◆ **Prompt**
Look through the material below, count the lines containing the word "JSON", and state only the count.

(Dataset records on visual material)
>>>>>

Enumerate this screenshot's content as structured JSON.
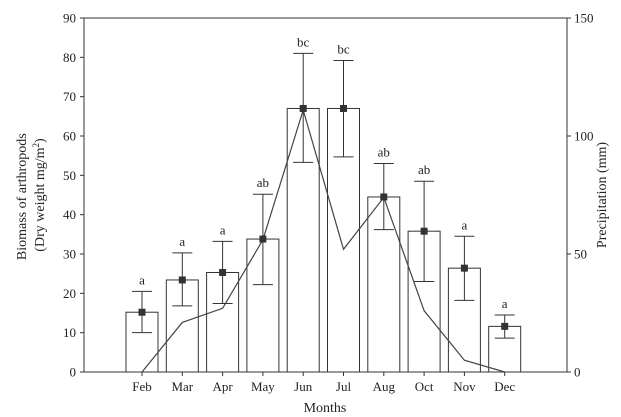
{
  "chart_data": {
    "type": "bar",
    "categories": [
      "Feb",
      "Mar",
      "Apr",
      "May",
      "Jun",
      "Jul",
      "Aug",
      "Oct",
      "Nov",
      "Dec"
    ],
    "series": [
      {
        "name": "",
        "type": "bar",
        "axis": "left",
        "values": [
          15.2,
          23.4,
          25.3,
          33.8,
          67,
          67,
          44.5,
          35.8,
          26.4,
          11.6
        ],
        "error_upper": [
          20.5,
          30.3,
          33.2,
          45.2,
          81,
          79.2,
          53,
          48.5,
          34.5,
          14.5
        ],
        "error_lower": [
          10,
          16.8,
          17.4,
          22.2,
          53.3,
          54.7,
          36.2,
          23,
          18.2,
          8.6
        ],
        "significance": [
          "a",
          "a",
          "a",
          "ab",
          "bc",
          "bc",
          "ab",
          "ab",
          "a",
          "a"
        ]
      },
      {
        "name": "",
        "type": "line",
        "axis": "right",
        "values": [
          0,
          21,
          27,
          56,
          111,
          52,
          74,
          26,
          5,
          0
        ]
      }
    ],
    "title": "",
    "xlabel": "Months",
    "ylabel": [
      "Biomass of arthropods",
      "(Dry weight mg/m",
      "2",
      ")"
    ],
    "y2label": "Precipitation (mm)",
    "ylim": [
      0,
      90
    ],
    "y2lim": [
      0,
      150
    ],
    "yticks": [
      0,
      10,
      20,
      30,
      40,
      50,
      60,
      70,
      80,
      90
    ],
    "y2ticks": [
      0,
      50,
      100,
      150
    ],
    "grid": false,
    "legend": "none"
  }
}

<<<<<
>>>>>

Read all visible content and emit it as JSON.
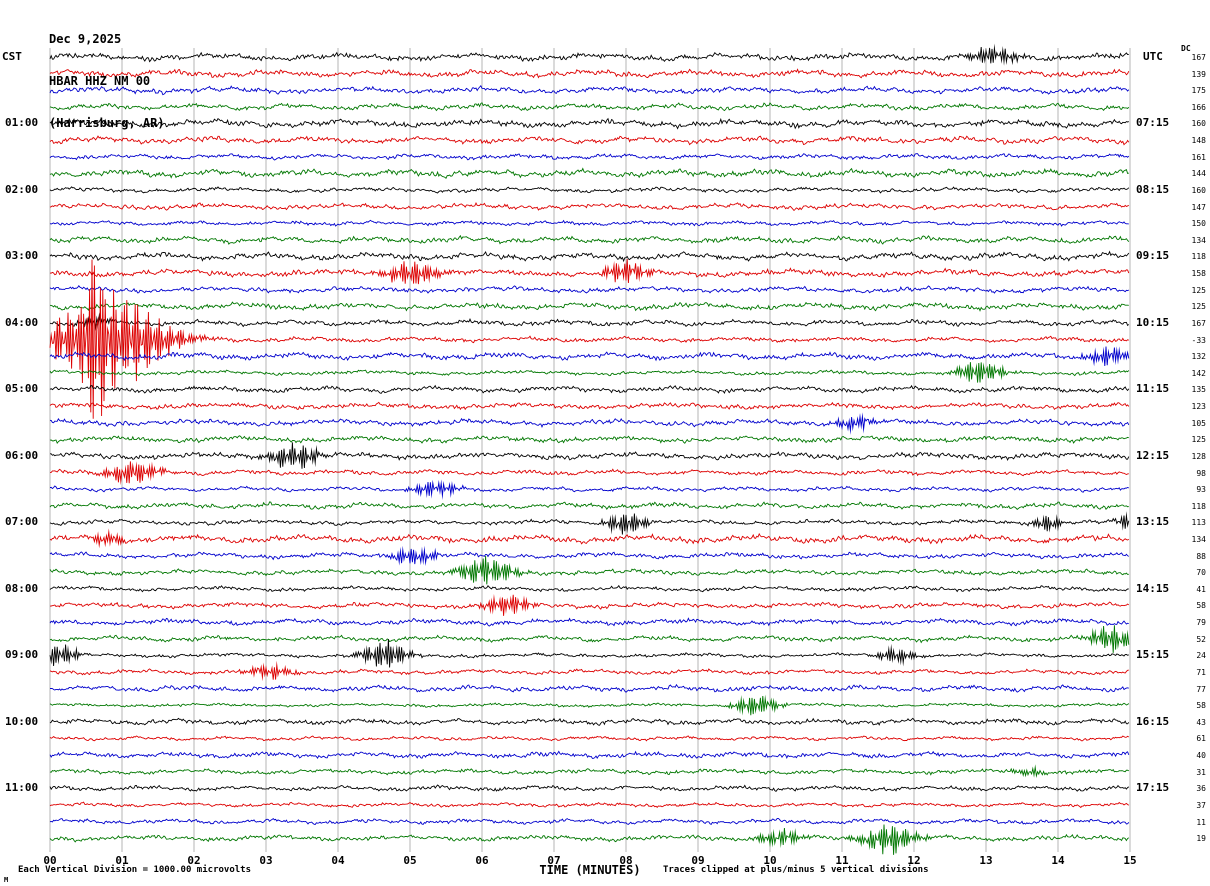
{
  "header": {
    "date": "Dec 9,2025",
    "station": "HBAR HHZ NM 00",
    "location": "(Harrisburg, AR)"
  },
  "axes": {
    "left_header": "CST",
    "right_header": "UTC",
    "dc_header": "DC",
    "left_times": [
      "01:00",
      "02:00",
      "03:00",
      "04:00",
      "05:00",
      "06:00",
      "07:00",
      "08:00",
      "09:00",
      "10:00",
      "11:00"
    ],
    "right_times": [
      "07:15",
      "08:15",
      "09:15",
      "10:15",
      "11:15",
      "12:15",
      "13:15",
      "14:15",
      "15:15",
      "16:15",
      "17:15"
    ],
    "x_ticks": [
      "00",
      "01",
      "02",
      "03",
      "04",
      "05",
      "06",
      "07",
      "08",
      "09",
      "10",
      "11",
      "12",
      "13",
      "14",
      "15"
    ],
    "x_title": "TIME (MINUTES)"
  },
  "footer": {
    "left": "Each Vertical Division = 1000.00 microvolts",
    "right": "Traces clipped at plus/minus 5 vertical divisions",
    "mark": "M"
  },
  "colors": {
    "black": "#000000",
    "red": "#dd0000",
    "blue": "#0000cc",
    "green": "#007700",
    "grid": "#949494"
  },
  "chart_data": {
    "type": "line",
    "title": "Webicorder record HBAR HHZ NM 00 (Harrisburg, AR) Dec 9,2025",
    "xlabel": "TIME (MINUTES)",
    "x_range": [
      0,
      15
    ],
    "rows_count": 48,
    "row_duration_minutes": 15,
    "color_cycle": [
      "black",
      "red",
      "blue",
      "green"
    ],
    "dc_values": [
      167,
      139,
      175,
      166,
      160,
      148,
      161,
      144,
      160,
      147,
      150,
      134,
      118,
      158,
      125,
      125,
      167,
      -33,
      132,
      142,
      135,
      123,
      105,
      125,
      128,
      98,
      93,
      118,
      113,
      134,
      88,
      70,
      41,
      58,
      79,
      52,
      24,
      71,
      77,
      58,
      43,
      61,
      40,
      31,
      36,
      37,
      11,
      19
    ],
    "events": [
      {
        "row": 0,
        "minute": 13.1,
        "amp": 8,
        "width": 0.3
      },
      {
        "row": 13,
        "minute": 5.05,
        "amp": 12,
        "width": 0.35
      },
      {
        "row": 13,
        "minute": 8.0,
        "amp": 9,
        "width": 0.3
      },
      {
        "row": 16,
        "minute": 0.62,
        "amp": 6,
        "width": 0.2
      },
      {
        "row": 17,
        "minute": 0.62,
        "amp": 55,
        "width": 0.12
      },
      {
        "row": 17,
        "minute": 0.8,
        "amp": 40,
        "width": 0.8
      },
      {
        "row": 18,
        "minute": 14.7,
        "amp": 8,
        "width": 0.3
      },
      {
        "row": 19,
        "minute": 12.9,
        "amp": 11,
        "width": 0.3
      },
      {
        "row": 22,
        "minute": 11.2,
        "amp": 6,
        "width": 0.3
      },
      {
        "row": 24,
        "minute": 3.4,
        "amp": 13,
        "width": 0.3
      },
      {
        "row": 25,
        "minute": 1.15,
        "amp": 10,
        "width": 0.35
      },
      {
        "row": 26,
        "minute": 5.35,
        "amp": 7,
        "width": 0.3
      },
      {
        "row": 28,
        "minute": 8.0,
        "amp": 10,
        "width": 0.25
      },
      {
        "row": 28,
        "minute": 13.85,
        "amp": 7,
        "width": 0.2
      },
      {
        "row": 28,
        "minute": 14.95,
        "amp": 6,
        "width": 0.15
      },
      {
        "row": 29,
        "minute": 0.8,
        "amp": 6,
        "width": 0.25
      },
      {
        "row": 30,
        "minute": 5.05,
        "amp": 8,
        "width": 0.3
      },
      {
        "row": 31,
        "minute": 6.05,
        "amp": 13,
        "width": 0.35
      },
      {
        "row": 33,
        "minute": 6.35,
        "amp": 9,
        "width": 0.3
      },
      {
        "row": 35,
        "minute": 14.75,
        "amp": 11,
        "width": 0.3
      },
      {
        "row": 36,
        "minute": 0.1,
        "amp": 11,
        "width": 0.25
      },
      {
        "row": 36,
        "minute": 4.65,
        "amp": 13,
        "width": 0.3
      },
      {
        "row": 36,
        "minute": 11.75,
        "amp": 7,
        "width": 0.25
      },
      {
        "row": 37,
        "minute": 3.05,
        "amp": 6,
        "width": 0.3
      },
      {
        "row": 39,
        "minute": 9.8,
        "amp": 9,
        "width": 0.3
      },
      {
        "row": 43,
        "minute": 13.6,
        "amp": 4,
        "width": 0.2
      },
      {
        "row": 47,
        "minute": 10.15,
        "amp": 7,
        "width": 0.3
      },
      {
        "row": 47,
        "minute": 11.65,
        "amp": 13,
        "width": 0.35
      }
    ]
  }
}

<<<<<

◆ **Solution**
2